Records for this exercise:
□ □ □ □ □ □ □

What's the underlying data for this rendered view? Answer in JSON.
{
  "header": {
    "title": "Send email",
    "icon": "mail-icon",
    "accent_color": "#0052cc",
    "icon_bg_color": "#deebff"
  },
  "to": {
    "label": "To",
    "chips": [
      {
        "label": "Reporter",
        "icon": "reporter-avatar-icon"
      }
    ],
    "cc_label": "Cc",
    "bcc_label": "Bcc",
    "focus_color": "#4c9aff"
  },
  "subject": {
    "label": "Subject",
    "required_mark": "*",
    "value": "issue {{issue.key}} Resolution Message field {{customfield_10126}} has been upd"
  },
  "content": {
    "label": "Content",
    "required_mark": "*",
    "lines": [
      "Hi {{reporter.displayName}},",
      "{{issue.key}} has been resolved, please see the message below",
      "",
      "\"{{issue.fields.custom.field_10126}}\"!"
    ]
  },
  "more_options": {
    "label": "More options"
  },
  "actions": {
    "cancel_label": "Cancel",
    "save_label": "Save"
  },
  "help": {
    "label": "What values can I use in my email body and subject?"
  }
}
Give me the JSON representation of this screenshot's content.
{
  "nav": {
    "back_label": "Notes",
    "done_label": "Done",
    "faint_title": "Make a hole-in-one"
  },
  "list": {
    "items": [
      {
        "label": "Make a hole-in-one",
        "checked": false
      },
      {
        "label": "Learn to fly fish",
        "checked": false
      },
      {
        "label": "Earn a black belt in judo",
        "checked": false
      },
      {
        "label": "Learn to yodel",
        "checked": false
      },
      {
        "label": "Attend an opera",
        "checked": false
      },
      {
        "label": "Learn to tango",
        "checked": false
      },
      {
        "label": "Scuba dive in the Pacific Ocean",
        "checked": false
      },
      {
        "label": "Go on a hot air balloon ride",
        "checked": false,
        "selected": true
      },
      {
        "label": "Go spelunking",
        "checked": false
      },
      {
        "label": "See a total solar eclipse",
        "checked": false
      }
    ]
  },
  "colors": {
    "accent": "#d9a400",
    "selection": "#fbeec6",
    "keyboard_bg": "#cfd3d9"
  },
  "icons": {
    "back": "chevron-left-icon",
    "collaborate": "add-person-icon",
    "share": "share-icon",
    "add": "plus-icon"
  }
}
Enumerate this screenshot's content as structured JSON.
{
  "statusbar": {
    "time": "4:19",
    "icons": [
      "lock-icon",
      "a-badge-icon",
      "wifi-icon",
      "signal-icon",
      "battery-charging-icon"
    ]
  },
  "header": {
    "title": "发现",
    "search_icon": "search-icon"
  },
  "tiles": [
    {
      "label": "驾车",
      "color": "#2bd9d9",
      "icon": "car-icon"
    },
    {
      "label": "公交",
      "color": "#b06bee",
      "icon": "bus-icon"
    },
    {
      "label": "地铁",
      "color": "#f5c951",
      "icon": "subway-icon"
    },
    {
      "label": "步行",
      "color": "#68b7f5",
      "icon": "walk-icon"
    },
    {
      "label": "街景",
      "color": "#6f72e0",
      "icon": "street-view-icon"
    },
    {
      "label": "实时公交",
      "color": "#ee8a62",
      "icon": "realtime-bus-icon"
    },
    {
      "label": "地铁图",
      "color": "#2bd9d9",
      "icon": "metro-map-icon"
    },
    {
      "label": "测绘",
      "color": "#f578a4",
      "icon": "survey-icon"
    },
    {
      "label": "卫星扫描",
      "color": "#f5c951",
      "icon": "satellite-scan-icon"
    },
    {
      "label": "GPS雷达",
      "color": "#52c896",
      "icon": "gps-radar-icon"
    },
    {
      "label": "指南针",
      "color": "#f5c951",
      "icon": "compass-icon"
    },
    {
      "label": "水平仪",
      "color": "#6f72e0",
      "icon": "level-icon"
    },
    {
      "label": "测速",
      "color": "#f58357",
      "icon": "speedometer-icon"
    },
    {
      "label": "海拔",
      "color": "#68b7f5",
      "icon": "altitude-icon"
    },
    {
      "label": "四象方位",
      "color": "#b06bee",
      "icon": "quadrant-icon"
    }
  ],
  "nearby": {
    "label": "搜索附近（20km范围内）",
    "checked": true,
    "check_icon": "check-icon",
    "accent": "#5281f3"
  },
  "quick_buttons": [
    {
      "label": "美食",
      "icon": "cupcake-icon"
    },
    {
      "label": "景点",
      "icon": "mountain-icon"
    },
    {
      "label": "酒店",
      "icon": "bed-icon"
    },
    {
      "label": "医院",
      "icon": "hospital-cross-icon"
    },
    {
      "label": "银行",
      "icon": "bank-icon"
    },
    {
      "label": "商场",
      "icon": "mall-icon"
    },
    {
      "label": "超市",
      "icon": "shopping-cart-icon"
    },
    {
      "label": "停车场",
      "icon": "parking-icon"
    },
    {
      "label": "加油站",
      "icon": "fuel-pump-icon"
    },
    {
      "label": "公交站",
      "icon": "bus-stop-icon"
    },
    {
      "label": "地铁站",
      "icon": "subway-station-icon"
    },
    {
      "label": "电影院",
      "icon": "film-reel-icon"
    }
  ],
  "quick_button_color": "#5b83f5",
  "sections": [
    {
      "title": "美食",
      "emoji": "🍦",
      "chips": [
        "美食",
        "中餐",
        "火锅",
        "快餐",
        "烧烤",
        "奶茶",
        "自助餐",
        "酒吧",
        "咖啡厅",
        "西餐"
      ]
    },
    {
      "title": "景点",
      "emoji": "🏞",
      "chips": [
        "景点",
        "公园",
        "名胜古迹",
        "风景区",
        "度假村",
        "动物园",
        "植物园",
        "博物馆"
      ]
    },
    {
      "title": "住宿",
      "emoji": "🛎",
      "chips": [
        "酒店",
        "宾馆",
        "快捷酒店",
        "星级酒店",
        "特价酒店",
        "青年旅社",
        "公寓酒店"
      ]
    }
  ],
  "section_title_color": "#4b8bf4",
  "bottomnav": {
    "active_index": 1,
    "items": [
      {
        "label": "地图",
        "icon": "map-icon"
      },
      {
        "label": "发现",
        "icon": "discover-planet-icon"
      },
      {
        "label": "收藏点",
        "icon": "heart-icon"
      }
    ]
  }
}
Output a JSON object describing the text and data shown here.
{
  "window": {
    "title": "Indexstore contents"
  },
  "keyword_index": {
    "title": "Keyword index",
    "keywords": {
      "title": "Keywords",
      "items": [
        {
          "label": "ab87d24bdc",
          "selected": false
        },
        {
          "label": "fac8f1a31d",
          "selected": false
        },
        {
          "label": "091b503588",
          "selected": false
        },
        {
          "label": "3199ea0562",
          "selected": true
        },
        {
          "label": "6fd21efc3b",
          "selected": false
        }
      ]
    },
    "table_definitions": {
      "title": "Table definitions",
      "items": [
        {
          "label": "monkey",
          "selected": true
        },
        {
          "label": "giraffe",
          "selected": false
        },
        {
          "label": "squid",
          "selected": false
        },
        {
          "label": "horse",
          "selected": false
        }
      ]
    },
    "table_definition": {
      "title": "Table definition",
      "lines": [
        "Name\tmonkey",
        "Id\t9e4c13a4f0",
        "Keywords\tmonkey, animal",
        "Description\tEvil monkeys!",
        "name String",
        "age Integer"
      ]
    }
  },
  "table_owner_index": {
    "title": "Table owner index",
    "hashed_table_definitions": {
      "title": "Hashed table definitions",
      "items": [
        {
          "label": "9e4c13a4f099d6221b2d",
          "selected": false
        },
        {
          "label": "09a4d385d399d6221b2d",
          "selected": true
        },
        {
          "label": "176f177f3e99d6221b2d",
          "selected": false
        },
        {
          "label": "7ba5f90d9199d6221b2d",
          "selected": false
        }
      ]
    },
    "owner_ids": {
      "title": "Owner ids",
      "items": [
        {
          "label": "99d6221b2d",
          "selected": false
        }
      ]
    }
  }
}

□ □ □ □ □ □ □

Exercise details: Filter the records above and return every line that holds the word "hole".

Task result:
    "faint_title": "Make a hole-in-one"
        "label": "Make a hole-in-one",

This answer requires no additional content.